START Passage provided

I thought this might be nicer than trying to extend the listener syntax:

with qmp.listeners(
     'JOB_STATUS_CHANGE',
     (job_events)
) as (
     listener1,
     listener2,
):
     ...

especially because it might get confusing when trying to separate "one listener with multiple events" vs "several listeners with one event each, and it makes things a little ambiguous:

with qmp.listeners('STOP') as (stop_events,):
     ...

And this isn't any prettier, and also likely to confuse:

with qmp.listeners('STOP', 'RESUME') as (stops, resumes):
     ...

because it's only so very subtly different from this:

with qmp.listeners(('STOP', 'RESUME')) as (runstate_events,):
     ...

This also doesn't begin to address one of the worst headaches of writing iotests where transactions are involved: accidentally eating events meant for other jobs.

END Passage provided
START Data to examine

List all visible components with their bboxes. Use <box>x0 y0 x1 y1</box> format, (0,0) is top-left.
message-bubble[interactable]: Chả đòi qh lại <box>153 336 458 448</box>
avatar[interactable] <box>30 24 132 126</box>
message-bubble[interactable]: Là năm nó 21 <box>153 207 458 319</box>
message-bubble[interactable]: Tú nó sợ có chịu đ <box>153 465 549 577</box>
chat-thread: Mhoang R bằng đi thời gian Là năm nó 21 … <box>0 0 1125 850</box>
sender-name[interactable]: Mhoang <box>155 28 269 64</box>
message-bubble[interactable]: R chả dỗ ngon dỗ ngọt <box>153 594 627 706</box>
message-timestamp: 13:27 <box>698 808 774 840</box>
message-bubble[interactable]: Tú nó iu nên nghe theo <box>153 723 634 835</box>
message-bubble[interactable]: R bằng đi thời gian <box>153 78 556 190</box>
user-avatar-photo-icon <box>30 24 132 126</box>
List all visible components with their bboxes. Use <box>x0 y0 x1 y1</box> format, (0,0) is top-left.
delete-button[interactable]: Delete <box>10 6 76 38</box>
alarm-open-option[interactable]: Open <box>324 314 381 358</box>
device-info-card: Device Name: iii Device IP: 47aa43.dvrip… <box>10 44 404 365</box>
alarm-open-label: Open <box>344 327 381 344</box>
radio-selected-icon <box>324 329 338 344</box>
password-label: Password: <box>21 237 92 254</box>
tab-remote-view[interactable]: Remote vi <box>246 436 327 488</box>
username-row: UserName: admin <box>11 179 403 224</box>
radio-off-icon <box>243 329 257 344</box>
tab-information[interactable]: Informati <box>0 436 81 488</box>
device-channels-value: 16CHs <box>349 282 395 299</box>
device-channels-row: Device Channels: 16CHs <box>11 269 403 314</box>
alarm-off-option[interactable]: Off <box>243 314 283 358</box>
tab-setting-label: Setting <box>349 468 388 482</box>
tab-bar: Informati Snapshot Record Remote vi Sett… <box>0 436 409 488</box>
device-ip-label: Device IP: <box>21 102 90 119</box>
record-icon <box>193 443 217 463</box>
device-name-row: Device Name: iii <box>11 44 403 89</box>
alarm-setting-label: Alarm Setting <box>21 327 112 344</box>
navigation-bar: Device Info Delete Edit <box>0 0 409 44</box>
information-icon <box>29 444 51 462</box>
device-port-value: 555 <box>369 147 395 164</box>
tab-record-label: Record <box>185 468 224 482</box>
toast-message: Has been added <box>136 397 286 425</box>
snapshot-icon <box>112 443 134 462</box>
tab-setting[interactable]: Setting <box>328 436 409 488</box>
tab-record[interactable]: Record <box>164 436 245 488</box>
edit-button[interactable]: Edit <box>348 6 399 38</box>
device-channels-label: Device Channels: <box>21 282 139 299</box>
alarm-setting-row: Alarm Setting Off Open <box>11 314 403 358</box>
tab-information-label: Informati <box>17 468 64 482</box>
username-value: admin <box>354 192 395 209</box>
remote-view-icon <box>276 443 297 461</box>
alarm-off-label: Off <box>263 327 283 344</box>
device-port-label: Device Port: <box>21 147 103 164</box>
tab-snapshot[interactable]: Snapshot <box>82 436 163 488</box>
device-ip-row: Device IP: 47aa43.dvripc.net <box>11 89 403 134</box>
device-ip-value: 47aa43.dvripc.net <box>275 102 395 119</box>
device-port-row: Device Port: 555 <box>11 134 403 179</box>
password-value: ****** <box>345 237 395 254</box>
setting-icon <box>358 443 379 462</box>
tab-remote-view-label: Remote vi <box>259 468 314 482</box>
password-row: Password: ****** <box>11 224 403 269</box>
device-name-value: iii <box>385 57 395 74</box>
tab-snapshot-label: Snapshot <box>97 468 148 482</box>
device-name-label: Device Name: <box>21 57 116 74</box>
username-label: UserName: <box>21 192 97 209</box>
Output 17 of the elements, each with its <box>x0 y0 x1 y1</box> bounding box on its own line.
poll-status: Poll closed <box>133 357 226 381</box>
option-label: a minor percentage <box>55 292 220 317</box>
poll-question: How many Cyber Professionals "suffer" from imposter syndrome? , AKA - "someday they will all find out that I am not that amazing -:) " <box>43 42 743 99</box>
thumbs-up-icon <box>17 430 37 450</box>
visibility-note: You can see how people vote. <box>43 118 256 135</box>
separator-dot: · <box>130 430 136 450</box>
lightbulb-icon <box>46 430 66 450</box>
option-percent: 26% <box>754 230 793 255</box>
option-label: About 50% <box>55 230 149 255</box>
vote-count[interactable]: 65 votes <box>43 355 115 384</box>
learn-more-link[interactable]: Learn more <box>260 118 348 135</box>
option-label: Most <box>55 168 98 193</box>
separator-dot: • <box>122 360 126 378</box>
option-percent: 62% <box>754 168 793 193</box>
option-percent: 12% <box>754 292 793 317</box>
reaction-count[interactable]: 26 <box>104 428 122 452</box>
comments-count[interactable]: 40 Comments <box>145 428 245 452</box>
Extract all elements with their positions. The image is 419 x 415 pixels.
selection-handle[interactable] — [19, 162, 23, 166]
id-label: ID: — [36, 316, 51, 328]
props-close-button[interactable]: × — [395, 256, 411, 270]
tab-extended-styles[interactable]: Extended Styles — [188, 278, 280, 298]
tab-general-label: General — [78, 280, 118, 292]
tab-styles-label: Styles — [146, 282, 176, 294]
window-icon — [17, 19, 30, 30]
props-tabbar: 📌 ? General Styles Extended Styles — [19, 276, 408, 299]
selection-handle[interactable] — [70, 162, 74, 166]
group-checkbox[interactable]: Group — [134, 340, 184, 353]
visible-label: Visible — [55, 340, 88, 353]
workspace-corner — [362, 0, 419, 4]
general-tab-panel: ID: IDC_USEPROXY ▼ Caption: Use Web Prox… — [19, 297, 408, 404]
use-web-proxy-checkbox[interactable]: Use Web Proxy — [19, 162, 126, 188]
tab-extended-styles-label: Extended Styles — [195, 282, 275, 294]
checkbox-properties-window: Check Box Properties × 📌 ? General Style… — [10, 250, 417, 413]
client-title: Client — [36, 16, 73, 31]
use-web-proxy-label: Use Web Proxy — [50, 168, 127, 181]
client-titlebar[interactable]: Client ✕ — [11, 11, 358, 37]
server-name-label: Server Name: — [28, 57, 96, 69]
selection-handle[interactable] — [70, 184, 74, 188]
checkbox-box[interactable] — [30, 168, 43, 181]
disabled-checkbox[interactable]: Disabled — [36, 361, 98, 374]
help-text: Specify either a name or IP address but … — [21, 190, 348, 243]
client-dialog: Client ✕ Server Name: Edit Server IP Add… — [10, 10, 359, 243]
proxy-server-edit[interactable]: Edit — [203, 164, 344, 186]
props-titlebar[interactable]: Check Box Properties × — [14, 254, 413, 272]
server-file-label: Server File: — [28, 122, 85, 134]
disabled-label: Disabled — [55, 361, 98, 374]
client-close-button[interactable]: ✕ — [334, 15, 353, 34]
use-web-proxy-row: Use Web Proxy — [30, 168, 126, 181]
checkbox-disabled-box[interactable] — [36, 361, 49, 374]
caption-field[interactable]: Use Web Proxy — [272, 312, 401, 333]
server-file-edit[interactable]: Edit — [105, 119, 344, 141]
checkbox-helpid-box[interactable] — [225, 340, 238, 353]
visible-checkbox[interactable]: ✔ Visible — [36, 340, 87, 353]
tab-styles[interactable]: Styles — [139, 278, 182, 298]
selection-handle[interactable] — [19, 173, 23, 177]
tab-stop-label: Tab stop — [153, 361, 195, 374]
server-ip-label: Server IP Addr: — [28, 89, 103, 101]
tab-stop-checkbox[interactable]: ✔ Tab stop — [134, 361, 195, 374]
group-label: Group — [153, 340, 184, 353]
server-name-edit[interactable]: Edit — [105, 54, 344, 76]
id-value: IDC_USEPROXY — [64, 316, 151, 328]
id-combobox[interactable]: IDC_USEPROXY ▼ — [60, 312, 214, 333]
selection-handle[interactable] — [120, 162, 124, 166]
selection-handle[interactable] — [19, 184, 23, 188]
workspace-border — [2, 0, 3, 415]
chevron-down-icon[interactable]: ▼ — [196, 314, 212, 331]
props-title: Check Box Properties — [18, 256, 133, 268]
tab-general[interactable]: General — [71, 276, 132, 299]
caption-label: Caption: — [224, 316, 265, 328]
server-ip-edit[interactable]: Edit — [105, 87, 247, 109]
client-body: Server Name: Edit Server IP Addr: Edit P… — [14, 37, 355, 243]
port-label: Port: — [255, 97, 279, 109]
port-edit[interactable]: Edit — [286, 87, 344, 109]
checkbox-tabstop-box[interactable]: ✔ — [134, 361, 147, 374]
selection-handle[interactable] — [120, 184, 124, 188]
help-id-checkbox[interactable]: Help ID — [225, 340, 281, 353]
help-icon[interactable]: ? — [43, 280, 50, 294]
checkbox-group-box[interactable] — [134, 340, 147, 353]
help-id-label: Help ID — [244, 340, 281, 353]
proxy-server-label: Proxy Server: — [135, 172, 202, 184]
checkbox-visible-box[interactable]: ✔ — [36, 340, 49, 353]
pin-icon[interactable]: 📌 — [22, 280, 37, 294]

END Data to examine

*Explore the material*
1) Using the passage on QMP listener syntax, decide whether each statement below agrees with it: (a) the form with 'STOP' and 'RESUME' as two listeners is described as prettier than the earlier example, (b) accidentally eating events meant for other jobs is called one of the worst headaches of writing iotests where transactions are involved, and (c) the writer considered the proposed form possibly nicer than extending the listener syntax. For each, answer yes or no and quote the deciding words.
2) Extend the passage on QMP listener syntax, continuing after its final sentence.

*Activity answers*
1)
(a) No: "And this isn't any prettier, and also likely to confuse"
(b) Yes: "one of the worst headaches of writing iotests where transactions are involved: accidentally eating events meant for other jobs"
(c) Yes: "I thought this might be nicer than trying to extend the listener syntax"

2)
I prototyped something where it's possible to create an EventListener with an optional pre-filter, but it's a little bulky:


# Example 7
listener = EventListener('JOB_STATUS_CHANGE',
                          lambda e: e['data']['id'] == 'job0')

with qmp.listen(listener):
     await qmp.execute('blockdev-create', arguments={'job-id': 'job0'})
     await listener.get(status='created')
     ...


Some thoughts on this:
- Pre-filters are powerful, but involve a lot of boilerplate.
- Accepting two kinds of parameters, name(s) and filter both, makes it even trickier to write concise context blocks; especially with multiple jobs.


Here's a final example of something you may very well want to do in iotest code:


# Example 8

def job_filter(job_id: str) -> EventFilter:
     def filter(event: Message) -> bool:
         return event.get('data', {}).get('id') == job_id
     return filter

listener1 = EventListener('JOB_STATUS_CHANGE', job_filter('job0'))
listener2 = EventListener('JOB_STATUS_CHANGE', job_filter('job1'))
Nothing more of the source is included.